**Work to be completed**. Reproduce each line of the material exactly, minus any picture.

==== Dataset entries

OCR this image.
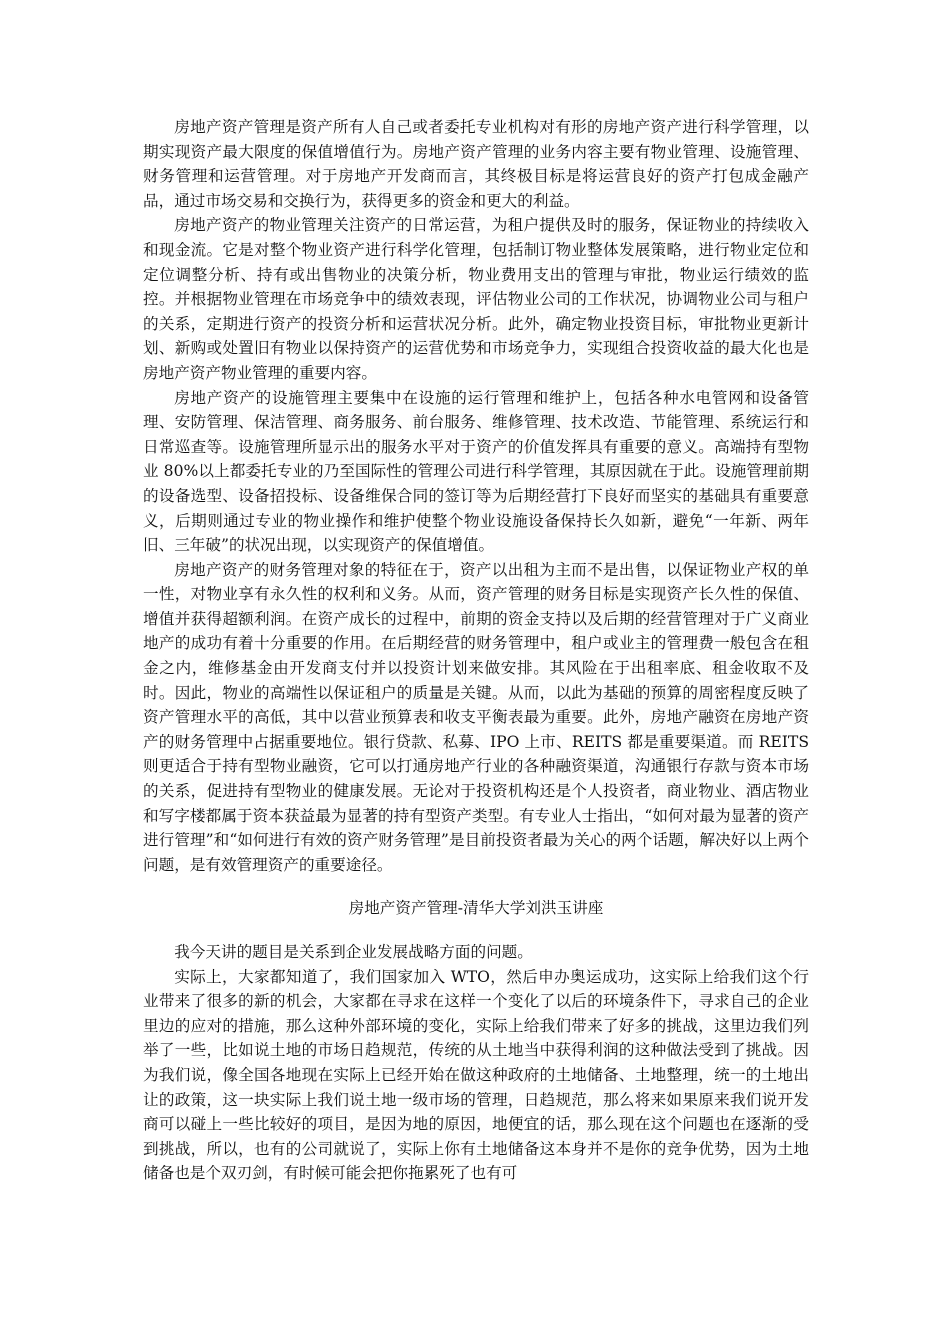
房地产资产管理是资产所有人自己或者委托专业机构对有形的房地产资产进行科学管理，以期实现资产最大限度的保值增值行为。房地产资产管理的业务内容主要有物业管理、设施管理、财务管理和运营管理。对于房地产开发商而言，其终极目标是将运营良好的资产打包成金融产品，通过市场交易和交换行为，获得更多的资金和更大的利益。

房地产资产的物业管理关注资产的日常运营，为租户提供及时的服务，保证物业的持续收入和现金流。它是对整个物业资产进行科学化管理，包括制订物业整体发展策略，进行物业定位和定位调整分析、持有或出售物业的决策分析，物业费用支出的管理与审批，物业运行绩效的监控。并根据物业管理在市场竞争中的绩效表现，评估物业公司的工作状况，协调物业公司与租户的关系，定期进行资产的投资分析和运营状况分析。此外，确定物业投资目标，审批物业更新计划、新购或处置旧有物业以保持资产的运营优势和市场竞争力，实现组合投资收益的最大化也是房地产资产物业管理的重要内容。

房地产资产的设施管理主要集中在设施的运行管理和维护上，包括各种水电管网和设备管理、安防管理、保洁管理、商务服务、前台服务、维修管理、技术改造、节能管理、系统运行和日常巡查等。设施管理所显示出的服务水平对于资产的价值发挥具有重要的意义。高端持有型物业 80%以上都委托专业的乃至国际性的管理公司进行科学管理，其原因就在于此。设施管理前期的设备选型、设备招投标、设备维保合同的签订等为后期经营打下良好而坚实的基础具有重要意义，后期则通过专业的物业操作和维护使整个物业设施设备保持长久如新，避免“一年新、两年旧、三年破”的状况出现，以实现资产的保值增值。

房地产资产的财务管理对象的特征在于，资产以出租为主而不是出售，以保证物业产权的单一性，对物业享有永久性的权利和义务。从而，资产管理的财务目标是实现资产长久性的保值、增值并获得超额利润。在资产成长的过程中，前期的资金支持以及后期的经营管理对于广义商业地产的成功有着十分重要的作用。在后期经营的财务管理中，租户或业主的管理费一般包含在租金之内，维修基金由开发商支付并以投资计划来做安排。其风险在于出租率底、租金收取不及时。因此，物业的高端性以保证租户的质量是关键。从而，以此为基础的预算的周密程度反映了资产管理水平的高低，其中以营业预算表和收支平衡表最为重要。此外，房地产融资在房地产资产的财务管理中占据重要地位。银行贷款、私募、IPO 上市、REITS 都是重要渠道。而 REITS 则更适合于持有型物业融资，它可以打通房地产行业的各种融资渠道，沟通银行存款与资本市场的关系，促进持有型物业的健康发展。无论对于投资机构还是个人投资者，商业物业、酒店物业和写字楼都属于资本获益最为显著的持有型资产类型。有专业人士指出，“如何对最为显著的资产进行管理”和“如何进行有效的资产财务管理”是目前投资者最为关心的两个话题，解决好以上两个问题，是有效管理资产的重要途径。

房地产资产管理-清华大学刘洪玉讲座

我今天讲的题目是关系到企业发展战略方面的问题。

实际上，大家都知道了，我们国家加入 WTO，然后申办奥运成功，这实际上给我们这个行业带来了很多的新的机会，大家都在寻求在这样一个变化了以后的环境条件下，寻求自己的企业里边的应对的措施，那么这种外部环境的变化，实际上给我们带来了好多的挑战，这里边我们列举了一些，比如说土地的市场日趋规范，传统的从土地当中获得利润的这种做法受到了挑战。因为我们说，像全国各地现在实际上已经开始在做这种政府的土地储备、土地整理，统一的土地出让的政策，这一块实际上我们说土地一级市场的管理，日趋规范，那么将来如果原来我们说开发商可以碰上一些比较好的项目，是因为地的原因，地便宜的话，那么现在这个问题也在逐渐的受到挑战，所以，也有的公司就说了，实际上你有土地储备这本身并不是你的竞争优势，因为土地储备也是个双刃剑，有时候可能会把你拖累死了也有可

========

**Solution**.
OCR this image.
房地产资产管理是资产所有人自己或者委托专业机构对有形的房地产资产进行科学管理，以期实现资产最大限度的保值增值行为。房地产资产管理的业务内容主要有物业管理、设施管理、财务管理和运营管理。对于房地产开发商而言，其终极目标是将运营良好的资产打包成金融产品，通过市场交易和交换行为，获得更多的资金和更大的利益。

房地产资产的物业管理关注资产的日常运营，为租户提供及时的服务，保证物业的持续收入和现金流。它是对整个物业资产进行科学化管理，包括制订物业整体发展策略，进行物业定位和定位调整分析、持有或出售物业的决策分析，物业费用支出的管理与审批，物业运行绩效的监控。并根据物业管理在市场竞争中的绩效表现，评估物业公司的工作状况，协调物业公司与租户的关系，定期进行资产的投资分析和运营状况分析。此外，确定物业投资目标，审批物业更新计划、新购或处置旧有物业以保持资产的运营优势和市场竞争力，实现组合投资收益的最大化也是房地产资产物业管理的重要内容。

房地产资产的设施管理主要集中在设施的运行管理和维护上，包括各种水电管网和设备管理、安防管理、保洁管理、商务服务、前台服务、维修管理、技术改造、节能管理、系统运行和日常巡查等。设施管理所显示出的服务水平对于资产的价值发挥具有重要的意义。高端持有型物业 80%以上都委托专业的乃至国际性的管理公司进行科学管理，其原因就在于此。设施管理前期的设备选型、设备招投标、设备维保合同的签订等为后期经营打下良好而坚实的基础具有重要意义，后期则通过专业的物业操作和维护使整个物业设施设备保持长久如新，避免“一年新、两年旧、三年破”的状况出现，以实现资产的保值增值。

房地产资产的财务管理对象的特征在于，资产以出租为主而不是出售，以保证物业产权的单一性，对物业享有永久性的权利和义务。从而，资产管理的财务目标是实现资产长久性的保值、增值并获得超额利润。在资产成长的过程中，前期的资金支持以及后期的经营管理对于广义商业地产的成功有着十分重要的作用。在后期经营的财务管理中，租户或业主的管理费一般包含在租金之内，维修基金由开发商支付并以投资计划来做安排。其风险在于出租率底、租金收取不及时。因此，物业的高端性以保证租户的质量是关键。从而，以此为基础的预算的周密程度反映了资产管理水平的高低，其中以营业预算表和收支平衡表最为重要。此外，房地产融资在房地产资产的财务管理中占据重要地位。银行贷款、私募、IPO 上市、REITS 都是重要渠道。而 REITS 则更适合于持有型物业融资，它可以打通房地产行业的各种融资渠道，沟通银行存款与资本市场的关系，促进持有型物业的健康发展。无论对于投资机构还是个人投资者，商业物业、酒店物业和写字楼都属于资本获益最为显著的持有型资产类型。有专业人士指出，“如何对最为显著的资产进行管理”和“如何进行有效的资产财务管理”是目前投资者最为关心的两个话题，解决好以上两个问题，是有效管理资产的重要途径。

房地产资产管理-清华大学刘洪玉讲座

我今天讲的题目是关系到企业发展战略方面的问题。

实际上，大家都知道了，我们国家加入 WTO，然后申办奥运成功，这实际上给我们这个行业带来了很多的新的机会，大家都在寻求在这样一个变化了以后的环境条件下，寻求自己的企业里边的应对的措施，那么这种外部环境的变化，实际上给我们带来了好多的挑战，这里边我们列举了一些，比如说土地的市场日趋规范，传统的从土地当中获得利润的这种做法受到了挑战。因为我们说，像全国各地现在实际上已经开始在做这种政府的土地储备、土地整理，统一的土地出让的政策，这一块实际上我们说土地一级市场的管理，日趋规范，那么将来如果原来我们说开发商可以碰上一些比较好的项目，是因为地的原因，地便宜的话，那么现在这个问题也在逐渐的受到挑战，所以，也有的公司就说了，实际上你有土地储备这本身并不是你的竞争优势，因为土地储备也是个双刃剑，有时候可能会把你拖累死了也有可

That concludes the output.